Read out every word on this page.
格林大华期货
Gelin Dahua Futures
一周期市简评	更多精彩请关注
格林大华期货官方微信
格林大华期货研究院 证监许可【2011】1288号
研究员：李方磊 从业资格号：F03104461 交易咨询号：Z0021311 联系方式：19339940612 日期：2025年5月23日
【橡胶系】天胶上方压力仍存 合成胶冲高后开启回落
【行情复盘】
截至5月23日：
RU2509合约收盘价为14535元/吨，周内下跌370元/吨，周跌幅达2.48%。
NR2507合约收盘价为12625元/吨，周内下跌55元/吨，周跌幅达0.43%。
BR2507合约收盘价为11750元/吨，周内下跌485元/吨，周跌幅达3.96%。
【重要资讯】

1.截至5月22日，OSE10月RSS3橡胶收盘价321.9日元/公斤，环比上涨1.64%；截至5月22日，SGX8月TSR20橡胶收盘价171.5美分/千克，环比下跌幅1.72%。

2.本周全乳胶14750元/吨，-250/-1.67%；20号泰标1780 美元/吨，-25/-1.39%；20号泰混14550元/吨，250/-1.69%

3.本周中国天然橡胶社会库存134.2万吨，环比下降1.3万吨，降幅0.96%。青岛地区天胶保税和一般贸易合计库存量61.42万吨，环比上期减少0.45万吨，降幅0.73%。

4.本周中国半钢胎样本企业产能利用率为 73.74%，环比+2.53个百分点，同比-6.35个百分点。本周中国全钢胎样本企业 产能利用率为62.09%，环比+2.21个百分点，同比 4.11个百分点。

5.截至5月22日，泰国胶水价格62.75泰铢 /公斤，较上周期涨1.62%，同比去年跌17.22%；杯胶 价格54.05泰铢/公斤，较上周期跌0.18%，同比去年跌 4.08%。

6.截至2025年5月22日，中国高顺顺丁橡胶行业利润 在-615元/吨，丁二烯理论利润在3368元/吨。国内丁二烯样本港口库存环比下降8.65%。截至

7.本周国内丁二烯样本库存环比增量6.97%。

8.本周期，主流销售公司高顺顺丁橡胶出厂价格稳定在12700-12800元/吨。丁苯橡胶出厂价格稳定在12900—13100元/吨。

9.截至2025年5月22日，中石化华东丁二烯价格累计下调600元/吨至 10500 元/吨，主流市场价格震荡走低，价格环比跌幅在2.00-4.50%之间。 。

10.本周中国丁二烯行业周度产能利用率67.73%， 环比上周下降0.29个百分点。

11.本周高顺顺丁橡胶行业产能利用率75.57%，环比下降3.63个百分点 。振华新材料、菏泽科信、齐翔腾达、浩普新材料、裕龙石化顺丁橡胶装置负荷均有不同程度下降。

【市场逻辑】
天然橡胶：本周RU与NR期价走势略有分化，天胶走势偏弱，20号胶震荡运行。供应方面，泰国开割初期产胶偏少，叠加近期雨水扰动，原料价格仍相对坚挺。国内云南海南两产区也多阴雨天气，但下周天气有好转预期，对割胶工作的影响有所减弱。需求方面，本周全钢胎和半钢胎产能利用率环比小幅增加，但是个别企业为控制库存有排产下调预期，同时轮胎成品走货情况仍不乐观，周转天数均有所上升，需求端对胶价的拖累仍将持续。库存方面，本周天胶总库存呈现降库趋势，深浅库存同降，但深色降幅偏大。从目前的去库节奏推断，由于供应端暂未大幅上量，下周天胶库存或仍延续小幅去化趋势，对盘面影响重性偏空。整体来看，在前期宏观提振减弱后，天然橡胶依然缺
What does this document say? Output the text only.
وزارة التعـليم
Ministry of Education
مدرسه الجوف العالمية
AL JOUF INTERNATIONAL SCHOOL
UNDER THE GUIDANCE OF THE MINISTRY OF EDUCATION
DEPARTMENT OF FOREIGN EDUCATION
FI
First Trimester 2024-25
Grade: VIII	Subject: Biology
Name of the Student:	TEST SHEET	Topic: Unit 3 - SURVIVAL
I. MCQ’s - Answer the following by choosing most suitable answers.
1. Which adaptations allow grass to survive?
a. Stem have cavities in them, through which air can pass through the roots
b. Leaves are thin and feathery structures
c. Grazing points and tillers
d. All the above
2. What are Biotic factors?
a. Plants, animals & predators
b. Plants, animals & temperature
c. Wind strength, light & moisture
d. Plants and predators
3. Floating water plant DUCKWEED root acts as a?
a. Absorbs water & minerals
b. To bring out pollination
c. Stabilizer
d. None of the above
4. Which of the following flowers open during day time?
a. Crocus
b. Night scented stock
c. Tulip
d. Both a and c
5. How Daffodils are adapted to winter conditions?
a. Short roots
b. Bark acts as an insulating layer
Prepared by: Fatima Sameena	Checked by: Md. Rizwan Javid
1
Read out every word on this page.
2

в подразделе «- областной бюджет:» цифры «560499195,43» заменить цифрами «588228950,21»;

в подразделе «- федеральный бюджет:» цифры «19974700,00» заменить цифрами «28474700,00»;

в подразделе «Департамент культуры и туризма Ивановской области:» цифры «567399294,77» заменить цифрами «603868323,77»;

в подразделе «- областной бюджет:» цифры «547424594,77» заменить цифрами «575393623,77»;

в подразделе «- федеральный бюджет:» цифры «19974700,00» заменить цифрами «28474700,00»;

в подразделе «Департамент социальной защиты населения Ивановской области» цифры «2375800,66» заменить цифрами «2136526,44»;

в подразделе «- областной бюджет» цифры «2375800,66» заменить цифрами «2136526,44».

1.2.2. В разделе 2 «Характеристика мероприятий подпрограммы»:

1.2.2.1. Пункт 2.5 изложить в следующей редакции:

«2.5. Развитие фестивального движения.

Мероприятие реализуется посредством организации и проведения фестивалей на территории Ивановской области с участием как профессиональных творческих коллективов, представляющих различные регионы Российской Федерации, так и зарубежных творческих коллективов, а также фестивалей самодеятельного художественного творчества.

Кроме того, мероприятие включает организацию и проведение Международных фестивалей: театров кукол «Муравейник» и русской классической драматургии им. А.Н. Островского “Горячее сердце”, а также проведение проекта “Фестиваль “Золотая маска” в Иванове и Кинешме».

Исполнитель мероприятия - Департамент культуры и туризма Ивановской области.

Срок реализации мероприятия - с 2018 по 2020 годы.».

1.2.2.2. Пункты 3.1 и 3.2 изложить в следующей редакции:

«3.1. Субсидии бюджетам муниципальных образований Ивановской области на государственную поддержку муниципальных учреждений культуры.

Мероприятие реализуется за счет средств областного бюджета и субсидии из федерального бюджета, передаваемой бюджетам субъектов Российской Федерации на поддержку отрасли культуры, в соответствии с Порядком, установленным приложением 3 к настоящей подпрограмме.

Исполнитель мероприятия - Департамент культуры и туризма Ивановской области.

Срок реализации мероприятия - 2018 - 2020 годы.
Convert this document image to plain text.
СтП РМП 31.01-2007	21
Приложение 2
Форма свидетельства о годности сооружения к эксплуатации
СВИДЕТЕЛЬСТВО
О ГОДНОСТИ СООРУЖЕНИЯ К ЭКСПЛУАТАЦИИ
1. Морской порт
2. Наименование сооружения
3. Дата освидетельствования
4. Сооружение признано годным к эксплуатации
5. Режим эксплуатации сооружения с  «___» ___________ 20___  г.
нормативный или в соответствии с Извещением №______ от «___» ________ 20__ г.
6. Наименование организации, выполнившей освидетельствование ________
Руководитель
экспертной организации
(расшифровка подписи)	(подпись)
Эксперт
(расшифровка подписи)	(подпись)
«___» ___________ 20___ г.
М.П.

To do – The records above should be restated word for word, please.

The output –
Read out every word on this page.
格林大华期货
Gelin Dahua Futures
一周期市简评	更多精彩请关注
格林大华期货官方微信
格林大华期货研究院 证监许可【2011】1288号
研究员：李方磊 从业资格号：F03104461 交易咨询号：Z0021311 联系方式：19339940612 日期：2025年5月23日
【橡胶系】天胶上方压力仍存 合成胶冲高后开启回落
【行情复盘】
截至5月23日：
RU2509合约收盘价为14535元/吨，周内下跌370元/吨，周跌幅达2.48%。
NR2507合约收盘价为12625元/吨，周内下跌55元/吨，周跌幅达0.43%。
BR2507合约收盘价为11750元/吨，周内下跌485元/吨，周跌幅达3.96%。
【重要资讯】

1.截至5月22日，OSE10月RSS3橡胶收盘价321.9日元/公斤，环比上涨1.64%；截至5月22日，SGX8月TSR20橡胶收盘价171.5美分/千克，环比下跌幅1.72%。

2.本周全乳胶14750元/吨，-250/-1.67%；20号泰标1780 美元/吨，-25/-1.39%；20号泰混14550元/吨，250/-1.69%

3.本周中国天然橡胶社会库存134.2万吨，环比下降1.3万吨，降幅0.96%。青岛地区天胶保税和一般贸易合计库存量61.42万吨，环比上期减少0.45万吨，降幅0.73%。

4.本周中国半钢胎样本企业产能利用率为 73.74%，环比+2.53个百分点，同比-6.35个百分点。本周中国全钢胎样本企业 产能利用率为62.09%，环比+2.21个百分点，同比 4.11个百分点。

5.截至5月22日，泰国胶水价格62.75泰铢 /公斤，较上周期涨1.62%，同比去年跌17.22%；杯胶 价格54.05泰铢/公斤，较上周期跌0.18%，同比去年跌 4.08%。

6.截至2025年5月22日，中国高顺顺丁橡胶行业利润 在-615元/吨，丁二烯理论利润在3368元/吨。国内丁二烯样本港口库存环比下降8.65%。截至

7.本周国内丁二烯样本库存环比增量6.97%。

8.本周期，主流销售公司高顺顺丁橡胶出厂价格稳定在12700-12800元/吨。丁苯橡胶出厂价格稳定在12900—13100元/吨。

9.截至2025年5月22日，中石化华东丁二烯价格累计下调600元/吨至 10500 元/吨，主流市场价格震荡走低，价格环比跌幅在2.00-4.50%之间。 。

10.本周中国丁二烯行业周度产能利用率67.73%， 环比上周下降0.29个百分点。

11.本周高顺顺丁橡胶行业产能利用率75.57%，环比下降3.63个百分点 。振华新材料、菏泽科信、齐翔腾达、浩普新材料、裕龙石化顺丁橡胶装置负荷均有不同程度下降。

【市场逻辑】
天然橡胶：本周RU与NR期价走势略有分化，天胶走势偏弱，20号胶震荡运行。供应方面，泰国开割初期产胶偏少，叠加近期雨水扰动，原料价格仍相对坚挺。国内云南海南两产区也多阴雨天气，但下周天气有好转预期，对割胶工作的影响有所减弱。需求方面，本周全钢胎和半钢胎产能利用率环比小幅增加，但是个别企业为控制库存有排产下调预期，同时轮胎成品走货情况仍不乐观，周转天数均有所上升，需求端对胶价的拖累仍将持续。库存方面，本周天胶总库存呈现降库趋势，深浅库存同降，但深色降幅偏大。从目前的去库节奏推断，由于供应端暂未大幅上量，下周天胶库存或仍延续小幅去化趋势，对盘面影响重性偏空。整体来看，在前期宏观提振减弱后，天然橡胶依然缺
What does this document say? Output the text only.
وزارة التعـليم
Ministry of Education
مدرسه الجوف العالمية
AL JOUF INTERNATIONAL SCHOOL
UNDER THE GUIDANCE OF THE MINISTRY OF EDUCATION
DEPARTMENT OF FOREIGN EDUCATION
FI
First Trimester 2024-25
Grade: VIII	Subject: Biology
Name of the Student:	TEST SHEET	Topic: Unit 3 - SURVIVAL
I. MCQ’s - Answer the following by choosing most suitable answers.
1. Which adaptations allow grass to survive?
a. Stem have cavities in them, through which air can pass through the roots
b. Leaves are thin and feathery structures
c. Grazing points and tillers
d. All the above
2. What are Biotic factors?
a. Plants, animals & predators
b. Plants, animals & temperature
c. Wind strength, light & moisture
d. Plants and predators
3. Floating water plant DUCKWEED root acts as a?
a. Absorbs water & minerals
b. To bring out pollination
c. Stabilizer
d. None of the above
4. Which of the following flowers open during day time?
a. Crocus
b. Night scented stock
c. Tulip
d. Both a and c
5. How Daffodils are adapted to winter conditions?
a. Short roots
b. Bark acts as an insulating layer
Prepared by: Fatima Sameena	Checked by: Md. Rizwan Javid
1
Read out every word on this page.
2

в подразделе «- областной бюджет:» цифры «560499195,43» заменить цифрами «588228950,21»;

в подразделе «- федеральный бюджет:» цифры «19974700,00» заменить цифрами «28474700,00»;

в подразделе «Департамент культуры и туризма Ивановской области:» цифры «567399294,77» заменить цифрами «603868323,77»;

в подразделе «- областной бюджет:» цифры «547424594,77» заменить цифрами «575393623,77»;

в подразделе «- федеральный бюджет:» цифры «19974700,00» заменить цифрами «28474700,00»;

в подразделе «Департамент социальной защиты населения Ивановской области» цифры «2375800,66» заменить цифрами «2136526,44»;

в подразделе «- областной бюджет» цифры «2375800,66» заменить цифрами «2136526,44».

1.2.2. В разделе 2 «Характеристика мероприятий подпрограммы»:

1.2.2.1. Пункт 2.5 изложить в следующей редакции:

«2.5. Развитие фестивального движения.

Мероприятие реализуется посредством организации и проведения фестивалей на территории Ивановской области с участием как профессиональных творческих коллективов, представляющих различные регионы Российской Федерации, так и зарубежных творческих коллективов, а также фестивалей самодеятельного художественного творчества.

Кроме того, мероприятие включает организацию и проведение Международных фестивалей: театров кукол «Муравейник» и русской классической драматургии им. А.Н. Островского “Горячее сердце”, а также проведение проекта “Фестиваль “Золотая маска” в Иванове и Кинешме».

Исполнитель мероприятия - Департамент культуры и туризма Ивановской области.

Срок реализации мероприятия - с 2018 по 2020 годы.».

1.2.2.2. Пункты 3.1 и 3.2 изложить в следующей редакции:

«3.1. Субсидии бюджетам муниципальных образований Ивановской области на государственную поддержку муниципальных учреждений культуры.

Мероприятие реализуется за счет средств областного бюджета и субсидии из федерального бюджета, передаваемой бюджетам субъектов Российской Федерации на поддержку отрасли культуры, в соответствии с Порядком, установленным приложением 3 к настоящей подпрограмме.

Исполнитель мероприятия - Департамент культуры и туризма Ивановской области.

Срок реализации мероприятия - 2018 - 2020 годы.
Convert this document image to plain text.
СтП РМП 31.01-2007	21
Приложение 2
Форма свидетельства о годности сооружения к эксплуатации
СВИДЕТЕЛЬСТВО
О ГОДНОСТИ СООРУЖЕНИЯ К ЭКСПЛУАТАЦИИ
1. Морской порт
2. Наименование сооружения
3. Дата освидетельствования
4. Сооружение признано годным к эксплуатации
5. Режим эксплуатации сооружения с  «___» ___________ 20___  г.
нормативный или в соответствии с Извещением №______ от «___» ________ 20__ г.
6. Наименование организации, выполнившей освидетельствование ________
Руководитель
экспертной организации
(расшифровка подписи)	(подпись)
Эксперт
(расшифровка подписи)	(подпись)
«___» ___________ 20___ г.
М.П.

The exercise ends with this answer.